• STATED GOAL
Note each line where "bình" appears, and copy it.

[START OF SUPPLIED MATERIAL]

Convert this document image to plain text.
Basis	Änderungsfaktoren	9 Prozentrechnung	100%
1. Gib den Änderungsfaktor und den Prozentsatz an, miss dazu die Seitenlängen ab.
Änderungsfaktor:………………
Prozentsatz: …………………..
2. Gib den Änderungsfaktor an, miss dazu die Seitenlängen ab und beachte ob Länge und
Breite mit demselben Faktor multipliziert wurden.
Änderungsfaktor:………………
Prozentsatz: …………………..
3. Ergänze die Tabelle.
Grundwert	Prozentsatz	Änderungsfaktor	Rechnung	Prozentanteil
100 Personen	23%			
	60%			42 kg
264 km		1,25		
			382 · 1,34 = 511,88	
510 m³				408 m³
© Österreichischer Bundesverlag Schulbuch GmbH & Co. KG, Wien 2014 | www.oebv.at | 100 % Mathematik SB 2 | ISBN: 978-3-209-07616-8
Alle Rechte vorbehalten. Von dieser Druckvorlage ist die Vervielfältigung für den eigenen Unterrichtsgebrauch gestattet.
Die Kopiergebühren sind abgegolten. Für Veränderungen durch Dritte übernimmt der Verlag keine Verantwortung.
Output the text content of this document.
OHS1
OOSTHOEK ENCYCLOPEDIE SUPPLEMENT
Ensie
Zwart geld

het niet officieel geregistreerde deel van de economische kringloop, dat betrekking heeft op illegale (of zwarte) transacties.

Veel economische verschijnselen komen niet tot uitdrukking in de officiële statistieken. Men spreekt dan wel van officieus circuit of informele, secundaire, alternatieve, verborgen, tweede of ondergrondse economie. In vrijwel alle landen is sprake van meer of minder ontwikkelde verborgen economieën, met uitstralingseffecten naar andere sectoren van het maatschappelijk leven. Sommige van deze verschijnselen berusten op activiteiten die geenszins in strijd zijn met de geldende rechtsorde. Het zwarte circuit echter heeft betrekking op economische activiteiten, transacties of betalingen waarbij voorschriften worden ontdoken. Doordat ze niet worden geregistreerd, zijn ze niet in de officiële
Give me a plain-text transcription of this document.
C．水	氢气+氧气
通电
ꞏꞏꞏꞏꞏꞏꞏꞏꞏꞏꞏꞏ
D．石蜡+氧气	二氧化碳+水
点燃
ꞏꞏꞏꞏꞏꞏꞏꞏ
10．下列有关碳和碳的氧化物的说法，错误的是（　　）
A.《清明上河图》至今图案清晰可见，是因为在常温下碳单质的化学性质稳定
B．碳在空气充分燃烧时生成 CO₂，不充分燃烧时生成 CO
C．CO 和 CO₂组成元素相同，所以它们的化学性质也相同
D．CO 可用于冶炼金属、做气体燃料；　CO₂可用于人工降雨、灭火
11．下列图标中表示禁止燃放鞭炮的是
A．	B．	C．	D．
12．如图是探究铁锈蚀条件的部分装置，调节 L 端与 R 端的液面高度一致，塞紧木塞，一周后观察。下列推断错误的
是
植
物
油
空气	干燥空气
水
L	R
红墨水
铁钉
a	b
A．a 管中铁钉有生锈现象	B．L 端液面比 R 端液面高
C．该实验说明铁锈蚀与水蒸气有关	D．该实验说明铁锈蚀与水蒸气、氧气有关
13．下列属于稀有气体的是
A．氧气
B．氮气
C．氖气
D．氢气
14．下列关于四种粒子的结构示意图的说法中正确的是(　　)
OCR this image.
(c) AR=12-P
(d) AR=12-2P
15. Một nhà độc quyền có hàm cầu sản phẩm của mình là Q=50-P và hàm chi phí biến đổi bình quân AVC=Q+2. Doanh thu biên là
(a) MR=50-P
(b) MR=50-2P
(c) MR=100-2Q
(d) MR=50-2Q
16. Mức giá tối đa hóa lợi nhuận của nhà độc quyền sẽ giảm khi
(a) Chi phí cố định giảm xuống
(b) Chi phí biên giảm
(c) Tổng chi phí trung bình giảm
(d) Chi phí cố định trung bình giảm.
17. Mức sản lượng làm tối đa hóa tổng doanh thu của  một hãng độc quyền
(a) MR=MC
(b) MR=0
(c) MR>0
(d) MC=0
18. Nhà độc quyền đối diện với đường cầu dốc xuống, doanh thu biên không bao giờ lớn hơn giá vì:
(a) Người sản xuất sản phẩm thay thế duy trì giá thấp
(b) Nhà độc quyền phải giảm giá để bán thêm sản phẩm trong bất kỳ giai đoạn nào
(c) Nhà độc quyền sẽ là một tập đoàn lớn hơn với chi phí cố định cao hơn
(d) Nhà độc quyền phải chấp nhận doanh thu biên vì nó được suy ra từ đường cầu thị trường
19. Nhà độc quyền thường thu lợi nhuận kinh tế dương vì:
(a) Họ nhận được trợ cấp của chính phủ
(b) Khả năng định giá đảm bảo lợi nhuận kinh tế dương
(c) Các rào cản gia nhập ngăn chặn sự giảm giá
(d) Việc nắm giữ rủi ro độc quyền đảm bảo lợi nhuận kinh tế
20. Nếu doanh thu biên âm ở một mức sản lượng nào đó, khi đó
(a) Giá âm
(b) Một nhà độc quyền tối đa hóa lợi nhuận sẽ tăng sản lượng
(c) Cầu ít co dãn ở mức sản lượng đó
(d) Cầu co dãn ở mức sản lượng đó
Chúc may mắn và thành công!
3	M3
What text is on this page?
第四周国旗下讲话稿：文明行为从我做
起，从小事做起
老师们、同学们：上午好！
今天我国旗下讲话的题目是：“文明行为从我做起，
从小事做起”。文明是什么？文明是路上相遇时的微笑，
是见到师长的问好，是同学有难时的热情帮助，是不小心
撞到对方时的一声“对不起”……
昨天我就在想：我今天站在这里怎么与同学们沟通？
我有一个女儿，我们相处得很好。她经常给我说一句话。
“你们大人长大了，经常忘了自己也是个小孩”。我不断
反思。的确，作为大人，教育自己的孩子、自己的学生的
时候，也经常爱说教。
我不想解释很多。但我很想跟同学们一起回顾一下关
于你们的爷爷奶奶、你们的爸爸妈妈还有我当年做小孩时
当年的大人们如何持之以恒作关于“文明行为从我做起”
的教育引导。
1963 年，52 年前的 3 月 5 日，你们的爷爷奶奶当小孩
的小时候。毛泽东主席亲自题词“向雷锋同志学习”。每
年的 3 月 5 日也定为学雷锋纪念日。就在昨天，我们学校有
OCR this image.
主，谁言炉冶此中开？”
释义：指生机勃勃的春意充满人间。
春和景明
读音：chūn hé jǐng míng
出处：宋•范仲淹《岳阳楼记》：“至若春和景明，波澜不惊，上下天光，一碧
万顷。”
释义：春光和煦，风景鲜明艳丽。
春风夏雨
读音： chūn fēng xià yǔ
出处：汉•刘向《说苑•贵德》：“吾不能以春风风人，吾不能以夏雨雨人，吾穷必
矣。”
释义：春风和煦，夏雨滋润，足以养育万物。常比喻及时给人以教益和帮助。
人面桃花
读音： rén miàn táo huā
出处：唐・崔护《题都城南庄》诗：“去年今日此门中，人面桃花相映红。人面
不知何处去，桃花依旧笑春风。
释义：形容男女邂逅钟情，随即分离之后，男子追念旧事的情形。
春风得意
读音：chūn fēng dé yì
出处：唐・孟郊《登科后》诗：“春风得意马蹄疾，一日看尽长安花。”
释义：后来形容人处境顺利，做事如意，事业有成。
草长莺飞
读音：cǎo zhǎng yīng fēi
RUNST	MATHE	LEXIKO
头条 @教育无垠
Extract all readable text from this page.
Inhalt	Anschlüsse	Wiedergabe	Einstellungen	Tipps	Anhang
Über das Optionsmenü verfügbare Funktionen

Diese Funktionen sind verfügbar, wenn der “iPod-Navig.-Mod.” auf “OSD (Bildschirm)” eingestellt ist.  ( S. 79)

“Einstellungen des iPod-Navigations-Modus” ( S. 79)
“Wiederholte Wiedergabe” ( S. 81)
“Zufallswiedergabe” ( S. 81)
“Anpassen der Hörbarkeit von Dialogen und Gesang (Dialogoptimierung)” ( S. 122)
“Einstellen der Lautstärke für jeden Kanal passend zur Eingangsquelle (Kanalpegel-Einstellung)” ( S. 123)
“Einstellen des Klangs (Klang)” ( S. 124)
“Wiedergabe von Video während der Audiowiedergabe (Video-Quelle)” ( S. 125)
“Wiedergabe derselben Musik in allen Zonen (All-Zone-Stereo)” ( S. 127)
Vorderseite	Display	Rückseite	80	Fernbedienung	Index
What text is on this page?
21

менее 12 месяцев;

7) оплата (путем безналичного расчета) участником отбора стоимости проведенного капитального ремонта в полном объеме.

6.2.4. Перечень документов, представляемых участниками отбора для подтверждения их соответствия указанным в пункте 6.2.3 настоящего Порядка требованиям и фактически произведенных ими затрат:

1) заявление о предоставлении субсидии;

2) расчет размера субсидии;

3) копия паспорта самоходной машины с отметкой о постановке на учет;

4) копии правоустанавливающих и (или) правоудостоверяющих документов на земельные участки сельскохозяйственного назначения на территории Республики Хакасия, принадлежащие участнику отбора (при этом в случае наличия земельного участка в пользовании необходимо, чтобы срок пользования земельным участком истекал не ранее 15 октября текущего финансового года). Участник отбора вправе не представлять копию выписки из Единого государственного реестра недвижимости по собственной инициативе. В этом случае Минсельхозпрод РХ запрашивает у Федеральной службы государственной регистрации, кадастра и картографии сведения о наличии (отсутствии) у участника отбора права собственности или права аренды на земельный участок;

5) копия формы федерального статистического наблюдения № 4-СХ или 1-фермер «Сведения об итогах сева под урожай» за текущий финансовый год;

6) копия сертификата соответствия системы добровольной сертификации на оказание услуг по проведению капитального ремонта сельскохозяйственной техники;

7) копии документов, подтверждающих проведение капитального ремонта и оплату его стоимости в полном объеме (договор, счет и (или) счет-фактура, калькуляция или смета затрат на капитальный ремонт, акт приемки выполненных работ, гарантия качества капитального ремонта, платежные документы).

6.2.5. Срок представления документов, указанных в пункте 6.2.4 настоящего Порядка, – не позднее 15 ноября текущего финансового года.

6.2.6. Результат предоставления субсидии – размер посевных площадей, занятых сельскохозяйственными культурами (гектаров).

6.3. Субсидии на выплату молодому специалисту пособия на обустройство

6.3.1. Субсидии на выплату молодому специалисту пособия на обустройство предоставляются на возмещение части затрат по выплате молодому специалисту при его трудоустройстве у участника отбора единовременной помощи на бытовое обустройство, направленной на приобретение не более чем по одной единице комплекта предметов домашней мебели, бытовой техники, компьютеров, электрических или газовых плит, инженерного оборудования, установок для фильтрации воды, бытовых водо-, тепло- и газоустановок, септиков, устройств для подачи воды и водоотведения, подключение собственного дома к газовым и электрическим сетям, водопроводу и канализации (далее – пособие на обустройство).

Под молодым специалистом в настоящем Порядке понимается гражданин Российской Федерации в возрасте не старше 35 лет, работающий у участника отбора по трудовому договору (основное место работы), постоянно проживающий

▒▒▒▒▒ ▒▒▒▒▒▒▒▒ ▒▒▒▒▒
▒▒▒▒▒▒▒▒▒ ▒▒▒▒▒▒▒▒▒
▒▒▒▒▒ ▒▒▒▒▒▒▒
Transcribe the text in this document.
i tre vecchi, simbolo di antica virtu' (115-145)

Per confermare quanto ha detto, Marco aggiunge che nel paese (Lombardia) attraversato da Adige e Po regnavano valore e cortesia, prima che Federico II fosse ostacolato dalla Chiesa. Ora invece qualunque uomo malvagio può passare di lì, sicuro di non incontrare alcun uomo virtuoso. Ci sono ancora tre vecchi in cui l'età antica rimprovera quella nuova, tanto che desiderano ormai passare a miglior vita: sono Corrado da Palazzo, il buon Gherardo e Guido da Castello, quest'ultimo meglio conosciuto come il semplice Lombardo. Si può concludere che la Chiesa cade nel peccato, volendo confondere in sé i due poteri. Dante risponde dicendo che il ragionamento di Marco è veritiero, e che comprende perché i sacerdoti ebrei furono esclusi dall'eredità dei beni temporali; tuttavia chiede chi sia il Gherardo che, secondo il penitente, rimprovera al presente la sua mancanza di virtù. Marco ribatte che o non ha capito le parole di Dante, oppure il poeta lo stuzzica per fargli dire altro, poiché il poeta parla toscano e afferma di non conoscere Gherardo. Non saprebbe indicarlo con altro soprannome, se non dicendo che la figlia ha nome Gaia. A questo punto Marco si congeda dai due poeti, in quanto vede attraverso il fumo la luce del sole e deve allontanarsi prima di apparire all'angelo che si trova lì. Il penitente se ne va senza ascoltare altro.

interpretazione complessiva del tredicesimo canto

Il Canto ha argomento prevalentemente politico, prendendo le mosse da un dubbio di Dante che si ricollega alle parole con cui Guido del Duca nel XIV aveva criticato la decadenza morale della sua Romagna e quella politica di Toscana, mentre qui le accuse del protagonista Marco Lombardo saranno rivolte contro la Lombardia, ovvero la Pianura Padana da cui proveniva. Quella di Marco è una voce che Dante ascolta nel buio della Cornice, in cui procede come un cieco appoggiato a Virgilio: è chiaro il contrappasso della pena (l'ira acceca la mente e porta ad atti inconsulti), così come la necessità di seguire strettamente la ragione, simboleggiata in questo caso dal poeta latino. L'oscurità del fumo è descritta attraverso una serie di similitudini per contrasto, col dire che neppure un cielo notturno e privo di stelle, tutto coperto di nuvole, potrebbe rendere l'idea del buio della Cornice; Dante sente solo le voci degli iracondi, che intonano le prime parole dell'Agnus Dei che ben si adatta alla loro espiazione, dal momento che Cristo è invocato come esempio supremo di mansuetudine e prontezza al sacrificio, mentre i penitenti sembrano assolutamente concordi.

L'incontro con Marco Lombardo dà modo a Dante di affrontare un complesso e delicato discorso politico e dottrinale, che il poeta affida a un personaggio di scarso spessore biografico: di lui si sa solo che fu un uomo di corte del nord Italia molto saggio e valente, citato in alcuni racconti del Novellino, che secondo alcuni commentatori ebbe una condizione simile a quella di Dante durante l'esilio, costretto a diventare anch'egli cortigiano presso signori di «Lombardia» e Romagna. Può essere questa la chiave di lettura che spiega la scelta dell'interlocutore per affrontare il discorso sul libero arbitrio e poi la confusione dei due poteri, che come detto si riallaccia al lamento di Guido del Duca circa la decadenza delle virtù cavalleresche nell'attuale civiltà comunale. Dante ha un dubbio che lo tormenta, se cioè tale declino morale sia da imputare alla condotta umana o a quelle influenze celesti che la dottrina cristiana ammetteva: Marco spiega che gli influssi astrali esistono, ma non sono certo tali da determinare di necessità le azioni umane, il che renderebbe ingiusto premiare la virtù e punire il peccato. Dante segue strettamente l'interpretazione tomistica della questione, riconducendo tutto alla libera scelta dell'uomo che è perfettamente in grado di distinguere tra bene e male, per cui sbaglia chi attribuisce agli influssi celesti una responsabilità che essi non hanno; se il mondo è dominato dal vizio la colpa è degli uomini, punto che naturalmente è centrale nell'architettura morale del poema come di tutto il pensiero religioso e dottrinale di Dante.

[END OF SUPPLIED MATERIAL]

• FULL ANSWER
15. Một nhà độc quyền có hàm cầu sản phẩm của mình là Q=50-P và hàm chi phí biến đổi bình quân AVC=Q+2. Doanh thu biên là
(c) Tổng chi phí trung bình giảm
(d) Chi phí cố định trung bình giảm.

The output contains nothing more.